Is the Iraq Invasion a Bush Vendetta?

By Paul V. Rafferty

Sometimes, Fiction can give us greater insight into Current Affairs than a collection of Facts.

Anyone who has read Mario Puzo’s “The Godfather” or seen Francis Ford Coppola’s excellent film adaptations should find it easy enough to understand the Iraq Invasion by the United States and its allies.

“The Godfather” tells the tale of one man’s rise to power in the world of organised crime and the subsequent passing of the mantle to his son. Don Corleone, the principle character, struggled to reach a position of power – and learned from his experiences when to use violence and also when to refrain from violence. His son, Michael, was given the hard won ”empire” and ruthlessly “settled old scores”, immediately upon his accession to “the throne”, eventually presiding over the demise of all his father had built.

A morality tale? Perhaps. A window into the U.S.? Probably.

In 1978, a popular uprising brought down the Shah of Iran, a strong ally of the United States. The Shah had overemphasised military spending, installed a formidable “secret police”, the Savak, to keep down dissent and neglected the wishes of many Iranian people.

Ayatollah Khomeini, a prominent dissident, living in exile, in France, returned to Iran, in February 1979, took control of the situation and installed the Islamic Republic of Iran.

On November 4, 1979, militant Iranians seized the U.S. Embassy and held its staff hostage for over a year.

During the Carter Administration of the U.S., a rescue attempt failed and during the early days of the Reagan/Bush Administration, the hostages were released.

In September, 1980, Iraq invaded Iran, with the support of the United States. Saddam Hussein was the leader of a powerful secular state and an Islamic Republic on his border was considered anathema to both Iraq and the U.S. The war lasted eight years and bled both Iraq and Iran terribly.

Nevertheless, in August 1990, Iraq invaded Kuwait and the Gulf War lasted until the end February 1991. Saddam Hussein said that Kuwait was using horizontal drilling to capture Iraqi oil but the invasion of Kuwait was an act of aggression, forbidden by International Law.

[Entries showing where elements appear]
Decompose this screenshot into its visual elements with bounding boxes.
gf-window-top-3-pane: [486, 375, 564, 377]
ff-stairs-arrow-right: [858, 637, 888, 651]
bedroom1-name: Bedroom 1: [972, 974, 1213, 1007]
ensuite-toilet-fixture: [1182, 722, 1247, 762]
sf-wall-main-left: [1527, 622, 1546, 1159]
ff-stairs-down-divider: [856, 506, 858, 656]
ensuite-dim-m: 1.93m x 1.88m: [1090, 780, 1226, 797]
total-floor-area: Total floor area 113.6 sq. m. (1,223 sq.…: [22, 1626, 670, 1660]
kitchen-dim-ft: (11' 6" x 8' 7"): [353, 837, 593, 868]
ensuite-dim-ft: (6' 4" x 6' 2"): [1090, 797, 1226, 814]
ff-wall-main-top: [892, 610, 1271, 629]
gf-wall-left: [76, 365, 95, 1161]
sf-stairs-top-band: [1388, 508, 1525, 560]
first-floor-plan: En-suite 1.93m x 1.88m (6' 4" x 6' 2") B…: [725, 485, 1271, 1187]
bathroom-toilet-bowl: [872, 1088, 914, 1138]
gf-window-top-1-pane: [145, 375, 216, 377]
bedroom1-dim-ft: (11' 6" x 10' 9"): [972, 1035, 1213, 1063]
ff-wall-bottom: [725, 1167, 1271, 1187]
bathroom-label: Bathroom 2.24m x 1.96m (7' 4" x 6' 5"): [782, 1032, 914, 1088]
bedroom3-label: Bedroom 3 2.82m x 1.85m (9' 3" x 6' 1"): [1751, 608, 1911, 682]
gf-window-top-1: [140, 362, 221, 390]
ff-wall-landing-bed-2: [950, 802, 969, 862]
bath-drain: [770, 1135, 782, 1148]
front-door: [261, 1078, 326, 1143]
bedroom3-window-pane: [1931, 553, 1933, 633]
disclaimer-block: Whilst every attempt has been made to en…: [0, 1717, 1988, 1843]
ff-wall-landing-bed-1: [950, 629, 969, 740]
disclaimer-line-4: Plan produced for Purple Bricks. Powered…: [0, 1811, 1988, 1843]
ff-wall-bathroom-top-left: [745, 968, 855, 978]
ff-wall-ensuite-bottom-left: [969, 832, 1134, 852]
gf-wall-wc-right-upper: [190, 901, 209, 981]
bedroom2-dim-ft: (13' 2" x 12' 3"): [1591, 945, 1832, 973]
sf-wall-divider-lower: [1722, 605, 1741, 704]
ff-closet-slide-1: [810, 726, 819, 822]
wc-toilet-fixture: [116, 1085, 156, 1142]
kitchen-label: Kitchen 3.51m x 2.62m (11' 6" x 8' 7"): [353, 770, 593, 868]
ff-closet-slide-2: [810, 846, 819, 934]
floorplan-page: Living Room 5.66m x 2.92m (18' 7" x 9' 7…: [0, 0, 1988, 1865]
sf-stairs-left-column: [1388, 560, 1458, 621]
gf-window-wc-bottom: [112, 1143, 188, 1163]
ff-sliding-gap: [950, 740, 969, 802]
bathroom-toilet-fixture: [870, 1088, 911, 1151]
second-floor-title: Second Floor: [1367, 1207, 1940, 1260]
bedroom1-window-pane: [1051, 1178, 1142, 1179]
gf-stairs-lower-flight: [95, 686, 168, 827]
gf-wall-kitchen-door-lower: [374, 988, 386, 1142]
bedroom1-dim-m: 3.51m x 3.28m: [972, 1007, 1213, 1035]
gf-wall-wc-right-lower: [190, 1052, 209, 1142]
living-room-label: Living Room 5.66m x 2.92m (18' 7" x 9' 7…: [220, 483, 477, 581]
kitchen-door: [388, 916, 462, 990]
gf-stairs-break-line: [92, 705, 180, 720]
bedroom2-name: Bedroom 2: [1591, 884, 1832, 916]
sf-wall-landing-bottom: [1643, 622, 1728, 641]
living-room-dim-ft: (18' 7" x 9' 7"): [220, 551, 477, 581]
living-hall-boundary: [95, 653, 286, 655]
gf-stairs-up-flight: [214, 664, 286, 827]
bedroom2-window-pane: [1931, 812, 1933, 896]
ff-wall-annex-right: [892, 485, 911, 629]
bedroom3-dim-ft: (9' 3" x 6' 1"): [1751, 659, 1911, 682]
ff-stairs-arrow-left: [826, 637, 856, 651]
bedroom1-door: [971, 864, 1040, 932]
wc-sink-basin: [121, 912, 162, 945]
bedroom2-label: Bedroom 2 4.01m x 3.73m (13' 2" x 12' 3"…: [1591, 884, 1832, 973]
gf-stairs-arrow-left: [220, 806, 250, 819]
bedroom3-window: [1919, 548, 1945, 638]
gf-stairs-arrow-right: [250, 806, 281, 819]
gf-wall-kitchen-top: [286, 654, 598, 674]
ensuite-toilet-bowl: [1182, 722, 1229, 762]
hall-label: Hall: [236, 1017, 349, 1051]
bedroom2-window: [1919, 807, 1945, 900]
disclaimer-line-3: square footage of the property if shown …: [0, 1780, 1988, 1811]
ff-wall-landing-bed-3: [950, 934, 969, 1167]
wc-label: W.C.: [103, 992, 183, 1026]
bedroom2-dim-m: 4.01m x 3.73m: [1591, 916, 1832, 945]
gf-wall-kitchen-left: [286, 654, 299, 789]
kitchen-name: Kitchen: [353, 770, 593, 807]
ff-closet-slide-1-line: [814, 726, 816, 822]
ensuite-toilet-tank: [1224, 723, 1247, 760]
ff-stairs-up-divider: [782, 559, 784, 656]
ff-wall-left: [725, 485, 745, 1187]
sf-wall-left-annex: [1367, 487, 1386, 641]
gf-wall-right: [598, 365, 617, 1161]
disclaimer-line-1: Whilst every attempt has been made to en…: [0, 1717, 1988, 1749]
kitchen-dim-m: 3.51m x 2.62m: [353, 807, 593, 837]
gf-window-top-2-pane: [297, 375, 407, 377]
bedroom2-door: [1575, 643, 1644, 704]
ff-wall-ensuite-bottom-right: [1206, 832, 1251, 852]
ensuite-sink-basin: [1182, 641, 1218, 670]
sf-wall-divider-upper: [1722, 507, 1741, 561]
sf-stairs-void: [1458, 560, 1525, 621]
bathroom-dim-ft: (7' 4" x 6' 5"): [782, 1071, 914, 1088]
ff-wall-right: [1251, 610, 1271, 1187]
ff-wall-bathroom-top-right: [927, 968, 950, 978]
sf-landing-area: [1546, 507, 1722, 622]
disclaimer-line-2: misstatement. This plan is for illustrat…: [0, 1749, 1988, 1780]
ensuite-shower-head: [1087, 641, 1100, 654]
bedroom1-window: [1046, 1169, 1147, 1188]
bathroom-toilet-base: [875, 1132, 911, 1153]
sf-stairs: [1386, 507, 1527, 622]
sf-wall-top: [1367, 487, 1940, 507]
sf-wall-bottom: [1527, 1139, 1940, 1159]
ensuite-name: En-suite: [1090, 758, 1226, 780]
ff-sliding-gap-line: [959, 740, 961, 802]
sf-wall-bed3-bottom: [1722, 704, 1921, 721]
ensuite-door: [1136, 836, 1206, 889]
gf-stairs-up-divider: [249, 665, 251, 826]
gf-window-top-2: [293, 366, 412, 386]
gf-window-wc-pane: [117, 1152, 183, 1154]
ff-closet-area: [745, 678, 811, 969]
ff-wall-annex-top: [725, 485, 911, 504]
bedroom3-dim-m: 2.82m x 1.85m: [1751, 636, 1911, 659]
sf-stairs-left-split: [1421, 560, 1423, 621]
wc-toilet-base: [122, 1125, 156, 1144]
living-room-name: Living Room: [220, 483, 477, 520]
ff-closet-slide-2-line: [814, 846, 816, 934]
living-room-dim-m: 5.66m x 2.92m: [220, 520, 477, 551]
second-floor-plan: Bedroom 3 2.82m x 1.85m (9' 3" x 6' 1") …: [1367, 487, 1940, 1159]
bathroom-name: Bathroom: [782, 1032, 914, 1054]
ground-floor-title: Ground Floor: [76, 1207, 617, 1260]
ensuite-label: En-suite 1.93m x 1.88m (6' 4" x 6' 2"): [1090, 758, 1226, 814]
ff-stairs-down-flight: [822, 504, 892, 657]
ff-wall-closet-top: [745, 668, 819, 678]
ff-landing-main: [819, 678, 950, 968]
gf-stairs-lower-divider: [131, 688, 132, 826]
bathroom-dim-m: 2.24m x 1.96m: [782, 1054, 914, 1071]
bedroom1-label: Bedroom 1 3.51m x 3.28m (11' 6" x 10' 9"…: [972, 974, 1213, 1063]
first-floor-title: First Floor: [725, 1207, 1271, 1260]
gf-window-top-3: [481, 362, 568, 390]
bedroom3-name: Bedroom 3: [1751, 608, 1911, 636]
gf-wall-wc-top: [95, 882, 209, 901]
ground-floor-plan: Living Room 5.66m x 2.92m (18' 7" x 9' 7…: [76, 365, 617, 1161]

Goals:
1. According to the Iraq invasion article, on what date did militant Iranians seize the U.S. Embassy?
2. Carry on the Iraq invasion article from its final sentence.

The replies:
1. November 4, 1979.

2.
The United States led a United Nations endorsed military force to restore Kuwaiti sovereignty and Iraq was made to pay all the costs of the war, plus damages. A special U.N. Agency, the U.N. Compensation Claims Commission (UNCCC) was established to oversee payments. Sanctions were imposed and the Oil for Peace Programme was established to manage Iraq’s oil revenues.

Meanwhile, the U.S. and the U.K. – without U.N. authorisation – set up a “No Fly Zone” In Iraq and enforced this with periodic bombings of Iraq.

The sanctions and the bombing continued through 2003, weakening Iraq immeasurably.

Saddam Hussein, however, remained in power, because – according to the then U.S. President George Bush, father of the current U.S. president – to remove Saddam Hussein would be to bring chaos to Iraq and the region. However brutal Saddam Hussein’s regime was, he brought stability and prosperity to Iraq.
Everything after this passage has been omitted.